## start PASSAGE GIVEN

But! Though my emotions run cold, and my heart is hard to find3, I enjoy a good angst filled emotional wallop in my literature. Indeed, books move me more emotionally than most real life interactions. Anyone else? That said, I do require my angsty, emo characters to amuse me, to have a distinct voice and not irritate me too much. Their melodrama must have a specific frequency that I can dial into and I don’t exactly know how to describe it, but I usually know it when I read it. And I definitely know it when I don’t see it on the page.
Today we meet some characters who just cannot and/or will not get their shit together in the emotion department. They brood, fixate and escalate, generally making things more complicated than they need to be. They feel intensely no matter the circumstance and that is the way they like it. Whether dealing with a relationship, a new school or a not entirely romantic but not only platonic love triangle, these people nurture their sensitivities, grow their grudges and cling to their internal passions with a steadfast dedication to make their lives as dramatic and difficult as possible.
On a cold, grey day find an uncomfortable seat by a window to periodically stare through as you sigh your way through one of these.
NORMAL PEOPLE by Sally Rooney
Set in Ireland in the 2010s, Marianne and Connell are from very different backgrounds and, though are high school classmates, they have no interaction. No interaction except for the occasions Connell picks up his mother from Marianne’s house where she works as the family’s housekeeper. Marianne and Connell soon discover a powerful connection exists between them and begin a deeply intimate relationship they keep secret from everyone else, for Reasons. As they attend university and move in to young adulthood, they cling together and break apart often as they redefine who they are as individuals and who they could be together.

## end PASSAGE GIVEN
## start DATA

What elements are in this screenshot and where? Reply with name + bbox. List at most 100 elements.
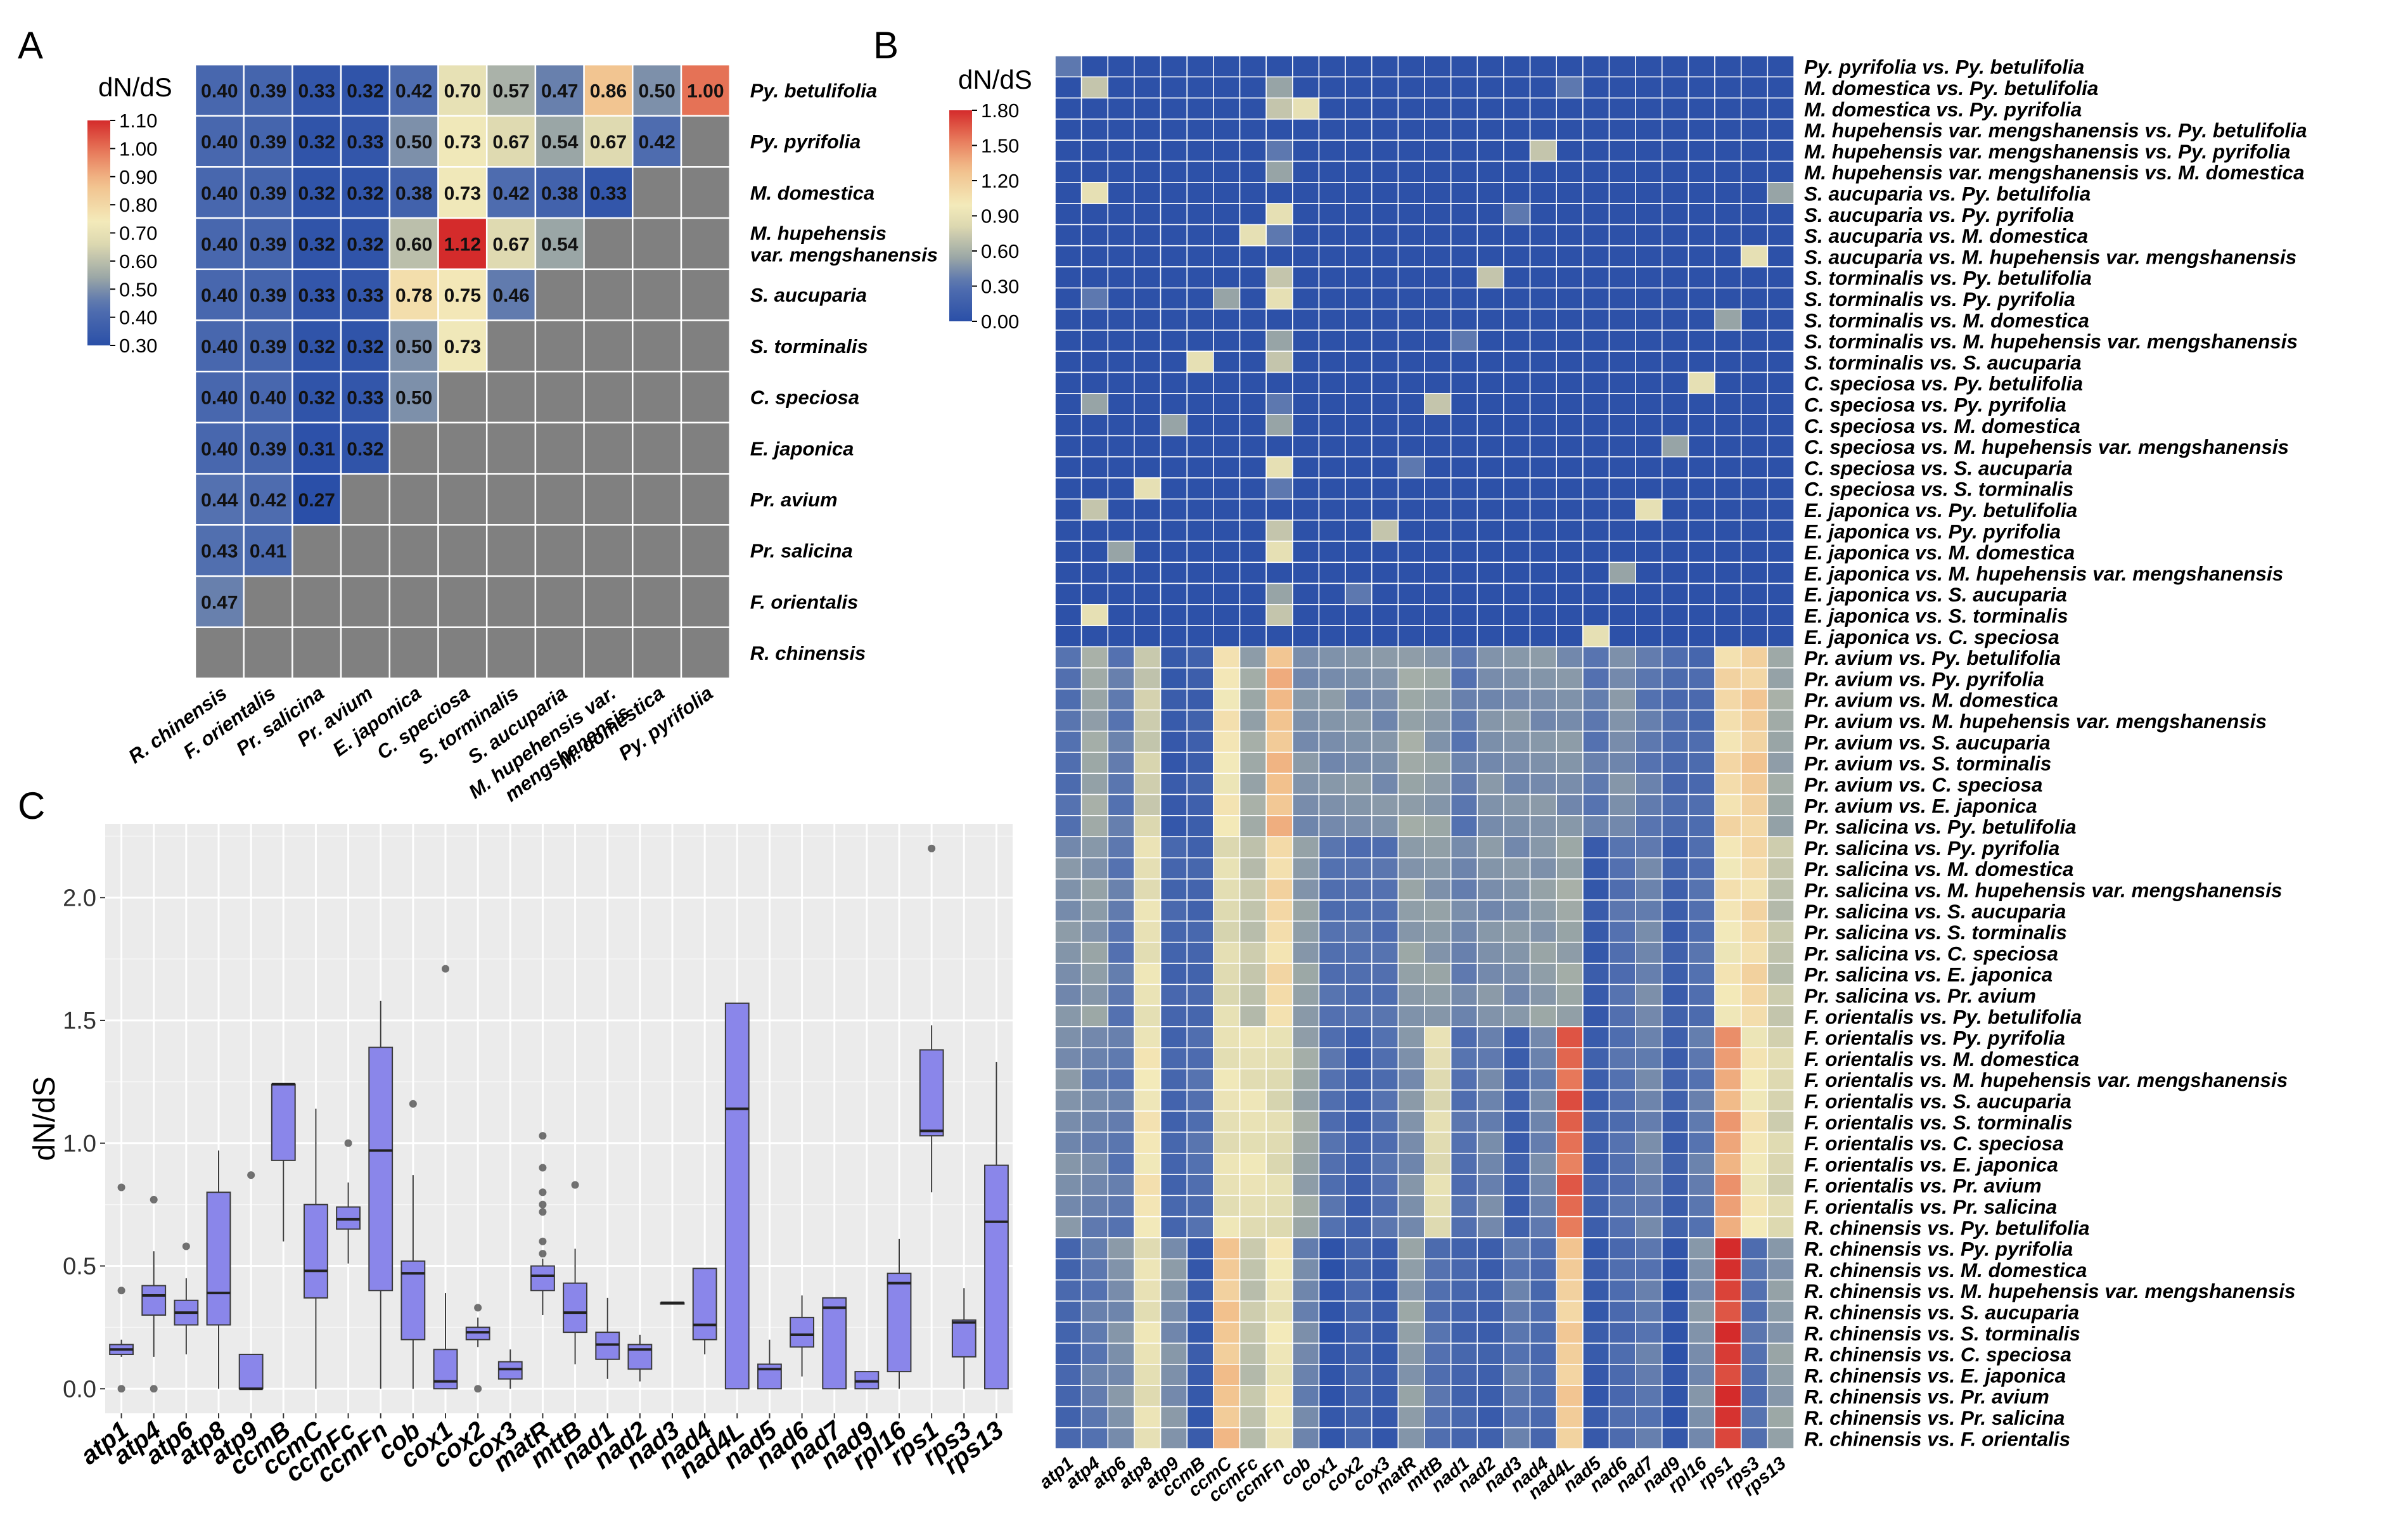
heatmap-cell [485, 626, 537, 679]
row-label: Pr. salicina [750, 540, 853, 562]
heatmap-b-cell [1635, 1258, 1663, 1281]
heatmap-cell [485, 268, 537, 321]
heatmap-b-cell [1661, 836, 1689, 859]
cell-value-label: 0.40 [250, 388, 286, 409]
heatmap-b-cell [1740, 1026, 1769, 1049]
heatmap-cell [680, 63, 731, 117]
heatmap-b-cell [1740, 1342, 1769, 1365]
heatmap-b-cell [1661, 1174, 1689, 1197]
heatmap-b-cell [1054, 1406, 1082, 1429]
heatmap-b-cell [1714, 1321, 1742, 1344]
heatmap-b-cell [1107, 55, 1135, 78]
heatmap-b-cell [1107, 1026, 1135, 1049]
row-label: M. hupehensis [750, 222, 887, 244]
heatmap-b-cell [1661, 1195, 1689, 1217]
heatmap-b-cell [1529, 1279, 1558, 1302]
heatmap-b-cell [1397, 646, 1425, 669]
heatmap-b-cell [1080, 119, 1109, 141]
heatmap-cell [632, 473, 682, 526]
heatmap-b-cell [1080, 582, 1109, 605]
heatmap-b-cell [1450, 393, 1478, 415]
heatmap-b-cell [1740, 1258, 1769, 1281]
heatmap-b-cell [1688, 1195, 1715, 1217]
heatmap-b-cell [1186, 1005, 1214, 1027]
heatmap-b-cell [1582, 139, 1610, 162]
heatmap-b-cell [1239, 878, 1267, 901]
heatmap-b-cell [1265, 477, 1293, 500]
heatmap-b-cell [1397, 1301, 1425, 1323]
heatmap-b-cell [1107, 203, 1135, 226]
heatmap-b-cell [1476, 1216, 1504, 1238]
heatmap-b-cell [1688, 688, 1715, 711]
heatmap-b-cell [1239, 76, 1267, 99]
heatmap-b-cell [1371, 625, 1399, 648]
heatmap-b-cell [1424, 1047, 1452, 1070]
box-outlier [539, 1132, 547, 1140]
heatmap-b-cell [1186, 371, 1214, 394]
heatmap-b-cell [1265, 456, 1293, 478]
heatmap-cell [632, 217, 682, 271]
heatmap-b-cell [1608, 730, 1636, 753]
heatmap-b-cell [1186, 1363, 1214, 1386]
row-label: var. mengshanensis [750, 243, 938, 266]
heatmap-b-cell [1688, 709, 1715, 732]
heatmap-b-cell [1239, 1131, 1267, 1154]
heatmap-b-cell [1424, 1089, 1452, 1112]
heatmap-b-cell [1556, 1406, 1584, 1429]
heatmap-b-cell [1134, 667, 1162, 690]
heatmap-b-cell [1345, 1195, 1373, 1217]
heatmap-b-cell [1291, 139, 1320, 162]
heatmap-b-cell [1424, 1237, 1452, 1260]
pair-label: R. chinensis vs. S. torminalis [1804, 1322, 2080, 1345]
heatmap-b-cell [1134, 308, 1162, 331]
heatmap-b-cell [1186, 498, 1214, 521]
heatmap-cell [194, 626, 245, 679]
heatmap-b-cell [1397, 308, 1425, 331]
heatmap-b-cell [1556, 1068, 1584, 1091]
heatmap-b-cell [1424, 541, 1452, 563]
cell-value-label: 0.67 [492, 234, 529, 255]
heatmap-b-cell [1160, 1342, 1188, 1365]
heatmap-b-cell [1107, 984, 1135, 1006]
heatmap-b-cell [1424, 76, 1452, 99]
heatmap-b-cell [1318, 1089, 1346, 1112]
heatmap-b-cell [1265, 836, 1293, 859]
heatmap-b-cell [1054, 1152, 1082, 1175]
heatmap-b-cell [1107, 456, 1135, 478]
box-outlier [928, 844, 936, 852]
heatmap-b-cell [1397, 941, 1425, 964]
heatmap-b-cell [1265, 1406, 1293, 1429]
heatmap-b-cell [1688, 1406, 1715, 1429]
heatmap-b-cell [1291, 519, 1320, 542]
heatmap-b-cell [1134, 984, 1162, 1006]
heatmap-b-cell [1450, 562, 1478, 584]
heatmap-b-cell [1529, 667, 1558, 690]
heatmap-b-cell [1608, 1152, 1636, 1175]
legend-a-tick-label: 0.80 [119, 194, 157, 216]
heatmap-b-cell [1450, 1301, 1478, 1323]
heatmap-cell [583, 268, 634, 321]
heatmap-b-cell [1740, 1047, 1769, 1070]
heatmap-cell [437, 217, 488, 271]
heatmap-b-cell [1054, 1385, 1082, 1408]
heatmap-b-cell [1740, 963, 1769, 986]
heatmap-b-cell [1767, 245, 1795, 267]
heatmap-b-cell [1476, 435, 1504, 458]
heatmap-b-cell [1107, 1321, 1135, 1344]
cell-value-label: 0.86 [590, 80, 627, 101]
heatmap-b-cell [1291, 1427, 1320, 1449]
heatmap-b-cell [1608, 1068, 1636, 1091]
heatmap-b-cell [1476, 477, 1504, 500]
heatmap-b-cell [1582, 76, 1610, 99]
heatmap-b-cell [1608, 414, 1636, 437]
heatmap-b-cell [1186, 1237, 1214, 1260]
heatmap-b-cell [1080, 1301, 1109, 1323]
heatmap-b-cell [1582, 625, 1610, 648]
heatmap-b-cell [1635, 203, 1663, 226]
heatmap-b-cell [1397, 203, 1425, 226]
heatmap-b-cell [1661, 1363, 1689, 1386]
heatmap-b-cell [1740, 625, 1769, 648]
heatmap-b-cell [1635, 984, 1663, 1006]
heatmap-b-cell [1503, 1047, 1531, 1070]
heatmap-b-cell [1107, 752, 1135, 774]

## end DATA

TASK DIRECTIONS ::
Please print the book post about angst-filled characters above in full, word for word. The items have no connection to the book post about angst-filled characters.

EXERCISE OUTPUT ::
But! Though my emotions run cold, and my heart is hard to find3, I enjoy a good angst filled emotional wallop in my literature. Indeed, books move me more emotionally than most real life interactions. Anyone else? That said, I do require my angsty, emo characters to amuse me, to have a distinct voice and not irritate me too much. Their melodrama must have a specific frequency that I can dial into and I don’t exactly know how to describe it, but I usually know it when I read it. And I definitely know it when I don’t see it on the page.
Today we meet some characters who just cannot and/or will not get their shit together in the emotion department. They brood, fixate and escalate, generally making things more complicated than they need to be. They feel intensely no matter the circumstance and that is the way they like it. Whether dealing with a relationship, a new school or a not entirely romantic but not only platonic love triangle, these people nurture their sensitivities, grow their grudges and cling to their internal passions with a steadfast dedication to make their lives as dramatic and difficult as possible.
On a cold, grey day find an uncomfortable seat by a window to periodically stare through as you sigh your way through one of these.
NORMAL PEOPLE by Sally Rooney
Set in Ireland in the 2010s, Marianne and Connell are from very different backgrounds and, though are high school classmates, they have no interaction. No interaction except for the occasions Connell picks up his mother from Marianne’s house where she works as the family’s housekeeper. Marianne and Connell soon discover a powerful connection exists between them and begin a deeply intimate relationship they keep secret from everyone else, for Reasons. As they attend university and move in to young adulthood, they cling together and break apart often as they redefine who they are as individuals and who they could be together.